## Task directions:
Repeat the lines below exactly as they appear, but leave out the images.

## Data:
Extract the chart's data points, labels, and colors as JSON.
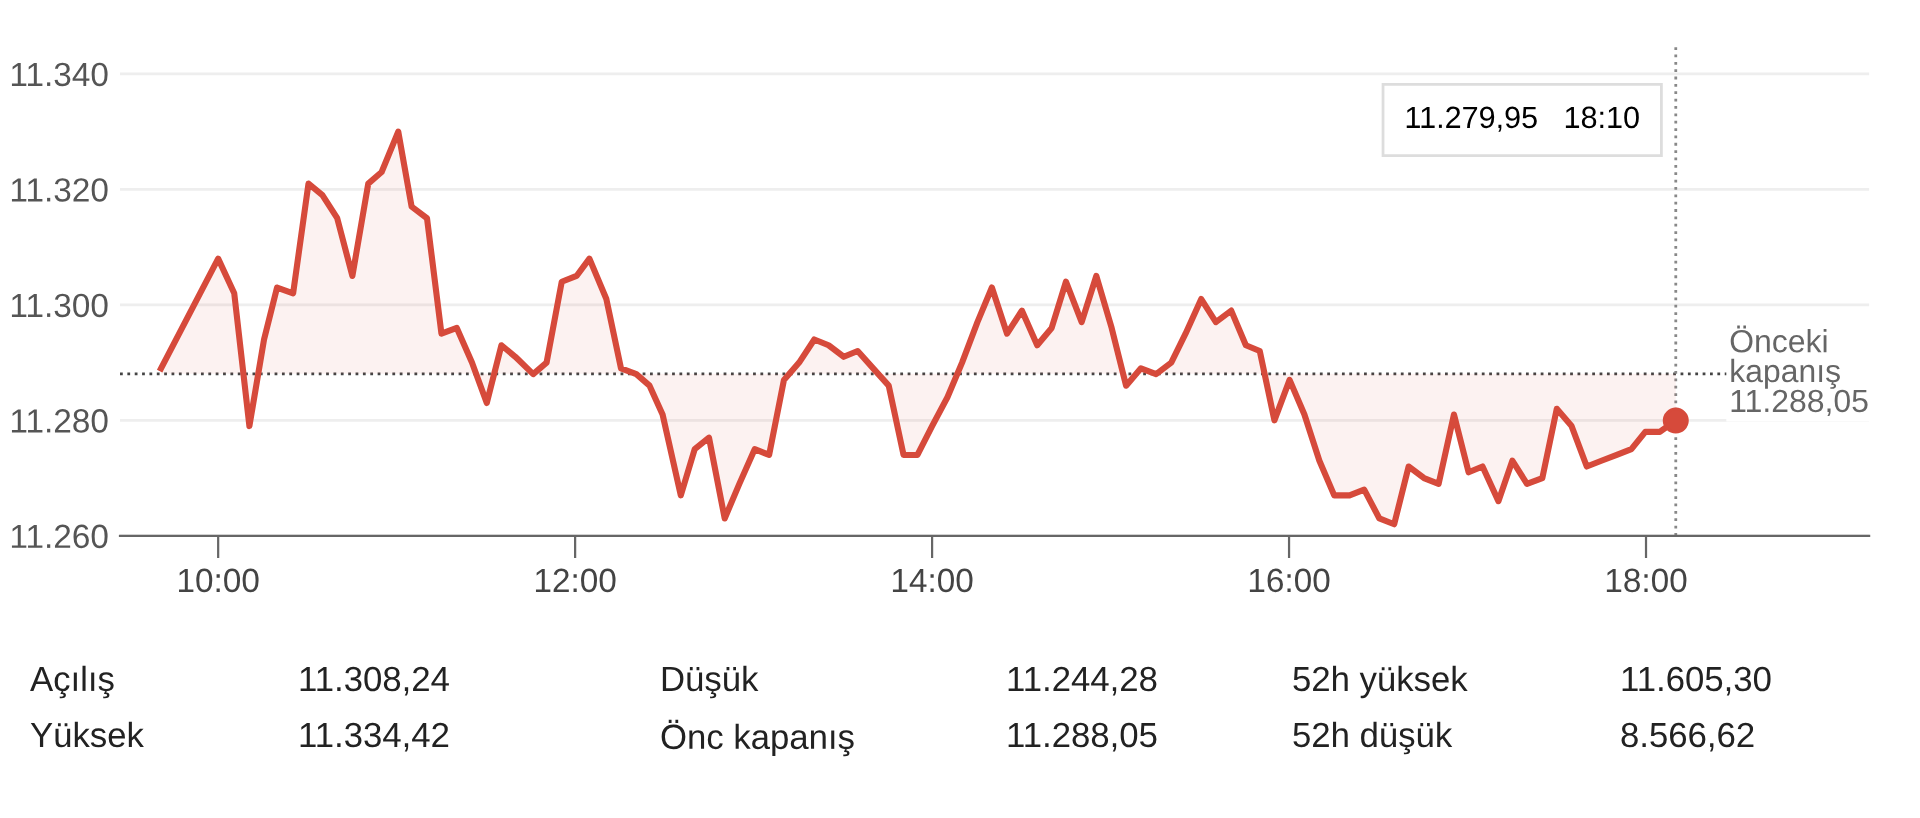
{
  "chart_data": {
    "type": "line",
    "x": [
      9.68,
      10.0,
      10.09,
      10.175,
      10.257,
      10.33,
      10.42,
      10.506,
      10.584,
      10.667,
      10.752,
      10.841,
      10.916,
      11.009,
      11.084,
      11.17,
      11.251,
      11.337,
      11.422,
      11.505,
      11.587,
      11.665,
      11.765,
      11.84,
      11.925,
      12.008,
      12.08,
      12.175,
      12.257,
      12.343,
      12.417,
      12.49,
      12.592,
      12.67,
      12.75,
      12.838,
      12.92,
      13.006,
      13.087,
      13.17,
      13.255,
      13.34,
      13.42,
      13.505,
      13.583,
      13.67,
      13.757,
      13.84,
      13.918,
      14.0,
      14.086,
      14.168,
      14.254,
      14.335,
      14.42,
      14.503,
      14.589,
      14.67,
      14.75,
      14.838,
      14.92,
      15.006,
      15.087,
      15.17,
      15.255,
      15.34,
      15.42,
      15.508,
      15.59,
      15.676,
      15.758,
      15.836,
      15.918,
      16.003,
      16.086,
      16.17,
      16.253,
      16.339,
      16.421,
      16.506,
      16.589,
      16.67,
      16.756,
      16.838,
      16.924,
      17.006,
      17.084,
      17.173,
      17.251,
      17.333,
      17.419,
      17.5,
      17.583,
      17.668,
      17.75,
      17.836,
      17.918,
      17.996,
      18.078,
      18.1667
    ],
    "series": [
      {
        "color": "#d64a3b",
        "values": [
          11289,
          11308,
          11302,
          11279,
          11294,
          11303,
          11302,
          11321,
          11319,
          11315,
          11305,
          11321,
          11323,
          11330,
          11317,
          11315,
          11295,
          11296,
          11290,
          11283,
          11293,
          11291,
          11288,
          11290,
          11304,
          11305,
          11308,
          11301,
          11289,
          11288,
          11286,
          11281,
          11267,
          11275,
          11277,
          11263,
          11269,
          11275,
          11274,
          11287,
          11290,
          11294,
          11293,
          11291,
          11292,
          11289,
          11286,
          11274,
          11274,
          11279,
          11284,
          11290,
          11297,
          11303,
          11295,
          11299,
          11293,
          11296,
          11304,
          11297,
          11305,
          11296,
          11286,
          11289,
          11288,
          11290,
          11295,
          11301,
          11297,
          11299,
          11293,
          11292,
          11280,
          11287,
          11281,
          11273,
          11267,
          11267,
          11268,
          11263,
          11262,
          11272,
          11270,
          11269,
          11281,
          11271,
          11272,
          11266,
          11273,
          11269,
          11270,
          11282,
          11279,
          11272,
          11273,
          11274,
          11275,
          11278,
          11278,
          11279.95
        ]
      },
      {
        "type": "scatter",
        "color": "#d64a3b",
        "x": [
          18.1667
        ],
        "values": [
          11279.95
        ]
      }
    ],
    "xlim": [
      9.45,
      19.25
    ],
    "xticks": [
      {
        "value": 10,
        "label": "10:00"
      },
      {
        "value": 12,
        "label": "12:00"
      },
      {
        "value": 14,
        "label": "14:00"
      },
      {
        "value": 16,
        "label": "16:00"
      },
      {
        "value": 18,
        "label": "18:00"
      }
    ],
    "ylim": [
      11260,
      11345
    ],
    "yticks": [
      {
        "value": 11260,
        "label": "11.260"
      },
      {
        "value": 11280,
        "label": "11.280"
      },
      {
        "value": 11300,
        "label": "11.300"
      },
      {
        "value": 11320,
        "label": "11.320"
      },
      {
        "value": 11340,
        "label": "11.340"
      }
    ],
    "grid": "y",
    "ref_lines": [
      {
        "axis": "y",
        "value": 11288.05,
        "label": "Önceki\nkapanış\n11.288,05",
        "color": "#444444",
        "line_style": "dotted"
      },
      {
        "axis": "x",
        "value": 18.1667,
        "color": "#888888",
        "line_style": "dotted"
      }
    ],
    "annotations": [
      "11.279,95   18:10",
      "Açılış",
      "11.308,24",
      "Düşük",
      "11.244,28",
      "52h yüksek",
      "11.605,30",
      "Yüksek",
      "11.334,42",
      "Önc kapanış",
      "11.288,05",
      "52h düşük",
      "8.566,62"
    ]
  }
}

## Exercise output:
Extract the chart's data points, labels, and colors as JSON.
{
  "chart_data": {
    "type": "line",
    "x": [
      9.68,
      10.0,
      10.09,
      10.175,
      10.257,
      10.33,
      10.42,
      10.506,
      10.584,
      10.667,
      10.752,
      10.841,
      10.916,
      11.009,
      11.084,
      11.17,
      11.251,
      11.337,
      11.422,
      11.505,
      11.587,
      11.665,
      11.765,
      11.84,
      11.925,
      12.008,
      12.08,
      12.175,
      12.257,
      12.343,
      12.417,
      12.49,
      12.592,
      12.67,
      12.75,
      12.838,
      12.92,
      13.006,
      13.087,
      13.17,
      13.255,
      13.34,
      13.42,
      13.505,
      13.583,
      13.67,
      13.757,
      13.84,
      13.918,
      14.0,
      14.086,
      14.168,
      14.254,
      14.335,
      14.42,
      14.503,
      14.589,
      14.67,
      14.75,
      14.838,
      14.92,
      15.006,
      15.087,
      15.17,
      15.255,
      15.34,
      15.42,
      15.508,
      15.59,
      15.676,
      15.758,
      15.836,
      15.918,
      16.003,
      16.086,
      16.17,
      16.253,
      16.339,
      16.421,
      16.506,
      16.589,
      16.67,
      16.756,
      16.838,
      16.924,
      17.006,
      17.084,
      17.173,
      17.251,
      17.333,
      17.419,
      17.5,
      17.583,
      17.668,
      17.75,
      17.836,
      17.918,
      17.996,
      18.078,
      18.1667
    ],
    "series": [
      {
        "color": "#d64a3b",
        "values": [
          11289,
          11308,
          11302,
          11279,
          11294,
          11303,
          11302,
          11321,
          11319,
          11315,
          11305,
          11321,
          11323,
          11330,
          11317,
          11315,
          11295,
          11296,
          11290,
          11283,
          11293,
          11291,
          11288,
          11290,
          11304,
          11305,
          11308,
          11301,
          11289,
          11288,
          11286,
          11281,
          11267,
          11275,
          11277,
          11263,
          11269,
          11275,
          11274,
          11287,
          11290,
          11294,
          11293,
          11291,
          11292,
          11289,
          11286,
          11274,
          11274,
          11279,
          11284,
          11290,
          11297,
          11303,
          11295,
          11299,
          11293,
          11296,
          11304,
          11297,
          11305,
          11296,
          11286,
          11289,
          11288,
          11290,
          11295,
          11301,
          11297,
          11299,
          11293,
          11292,
          11280,
          11287,
          11281,
          11273,
          11267,
          11267,
          11268,
          11263,
          11262,
          11272,
          11270,
          11269,
          11281,
          11271,
          11272,
          11266,
          11273,
          11269,
          11270,
          11282,
          11279,
          11272,
          11273,
          11274,
          11275,
          11278,
          11278,
          11279.95
        ]
      },
      {
        "type": "scatter",
        "color": "#d64a3b",
        "x": [
          18.1667
        ],
        "values": [
          11279.95
        ]
      }
    ],
    "xlim": [
      9.45,
      19.25
    ],
    "xticks": [
      {
        "value": 10,
        "label": "10:00"
      },
      {
        "value": 12,
        "label": "12:00"
      },
      {
        "value": 14,
        "label": "14:00"
      },
      {
        "value": 16,
        "label": "16:00"
      },
      {
        "value": 18,
        "label": "18:00"
      }
    ],
    "ylim": [
      11260,
      11345
    ],
    "yticks": [
      {
        "value": 11260,
        "label": "11.260"
      },
      {
        "value": 11280,
        "label": "11.280"
      },
      {
        "value": 11300,
        "label": "11.300"
      },
      {
        "value": 11320,
        "label": "11.320"
      },
      {
        "value": 11340,
        "label": "11.340"
      }
    ],
    "grid": "y",
    "ref_lines": [
      {
        "axis": "y",
        "value": 11288.05,
        "label": "Önceki\nkapanış\n11.288,05",
        "color": "#444444",
        "line_style": "dotted"
      },
      {
        "axis": "x",
        "value": 18.1667,
        "color": "#888888",
        "line_style": "dotted"
      }
    ],
    "annotations": [
      "11.279,95   18:10",
      "Açılış",
      "11.308,24",
      "Düşük",
      "11.244,28",
      "52h yüksek",
      "11.605,30",
      "Yüksek",
      "11.334,42",
      "Önc kapanış",
      "11.288,05",
      "52h düşük",
      "8.566,62"
    ]
  }
}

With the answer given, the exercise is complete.